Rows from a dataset
— begin —
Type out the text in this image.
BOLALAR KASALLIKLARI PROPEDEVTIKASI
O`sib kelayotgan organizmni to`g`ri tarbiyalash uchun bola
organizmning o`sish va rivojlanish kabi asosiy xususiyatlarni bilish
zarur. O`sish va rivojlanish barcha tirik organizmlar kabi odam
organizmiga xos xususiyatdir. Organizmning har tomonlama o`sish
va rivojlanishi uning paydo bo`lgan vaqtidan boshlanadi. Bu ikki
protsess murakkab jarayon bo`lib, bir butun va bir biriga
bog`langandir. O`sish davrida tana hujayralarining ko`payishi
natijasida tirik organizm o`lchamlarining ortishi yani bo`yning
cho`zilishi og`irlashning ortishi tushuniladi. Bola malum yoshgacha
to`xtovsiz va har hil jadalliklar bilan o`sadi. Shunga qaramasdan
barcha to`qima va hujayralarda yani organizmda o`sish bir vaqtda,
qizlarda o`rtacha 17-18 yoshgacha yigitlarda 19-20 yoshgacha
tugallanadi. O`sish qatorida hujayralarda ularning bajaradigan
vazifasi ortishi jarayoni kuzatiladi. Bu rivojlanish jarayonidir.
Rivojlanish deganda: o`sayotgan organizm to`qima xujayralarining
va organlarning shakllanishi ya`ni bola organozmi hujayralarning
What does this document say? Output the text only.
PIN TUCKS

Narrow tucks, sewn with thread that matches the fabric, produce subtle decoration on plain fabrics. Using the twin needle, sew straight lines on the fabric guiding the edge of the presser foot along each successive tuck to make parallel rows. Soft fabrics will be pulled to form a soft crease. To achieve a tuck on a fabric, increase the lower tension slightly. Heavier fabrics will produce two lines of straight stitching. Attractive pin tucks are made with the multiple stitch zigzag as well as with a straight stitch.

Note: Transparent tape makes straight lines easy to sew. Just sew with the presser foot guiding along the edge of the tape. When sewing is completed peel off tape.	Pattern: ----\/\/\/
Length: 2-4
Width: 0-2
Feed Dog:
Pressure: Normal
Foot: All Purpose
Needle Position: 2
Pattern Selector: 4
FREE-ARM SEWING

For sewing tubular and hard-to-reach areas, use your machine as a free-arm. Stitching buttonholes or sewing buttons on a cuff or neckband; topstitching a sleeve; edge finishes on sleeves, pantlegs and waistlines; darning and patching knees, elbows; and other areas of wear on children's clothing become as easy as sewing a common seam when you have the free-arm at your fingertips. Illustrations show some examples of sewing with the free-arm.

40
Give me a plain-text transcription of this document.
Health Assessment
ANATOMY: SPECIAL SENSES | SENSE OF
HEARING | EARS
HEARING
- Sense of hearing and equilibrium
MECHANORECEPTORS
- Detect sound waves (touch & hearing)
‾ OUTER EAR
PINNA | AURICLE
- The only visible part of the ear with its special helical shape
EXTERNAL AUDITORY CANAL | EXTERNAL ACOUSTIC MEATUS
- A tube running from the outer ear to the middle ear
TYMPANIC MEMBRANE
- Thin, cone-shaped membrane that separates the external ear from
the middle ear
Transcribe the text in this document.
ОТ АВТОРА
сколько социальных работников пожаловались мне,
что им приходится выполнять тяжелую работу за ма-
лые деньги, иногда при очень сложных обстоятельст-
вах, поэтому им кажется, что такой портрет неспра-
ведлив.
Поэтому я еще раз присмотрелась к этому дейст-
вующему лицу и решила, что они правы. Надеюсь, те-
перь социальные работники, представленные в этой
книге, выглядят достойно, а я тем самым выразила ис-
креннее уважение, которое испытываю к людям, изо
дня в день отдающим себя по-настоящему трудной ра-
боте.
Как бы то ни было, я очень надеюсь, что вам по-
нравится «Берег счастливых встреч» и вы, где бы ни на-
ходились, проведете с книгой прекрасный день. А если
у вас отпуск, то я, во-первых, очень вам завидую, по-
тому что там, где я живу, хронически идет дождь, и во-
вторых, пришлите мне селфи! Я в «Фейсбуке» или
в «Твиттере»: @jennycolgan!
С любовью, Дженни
— end —
Work to be completed:
Each line that contains the string "hujayralarda" counts once; report how many such lines the entries have, giving only the number.

Answer to the problem:
2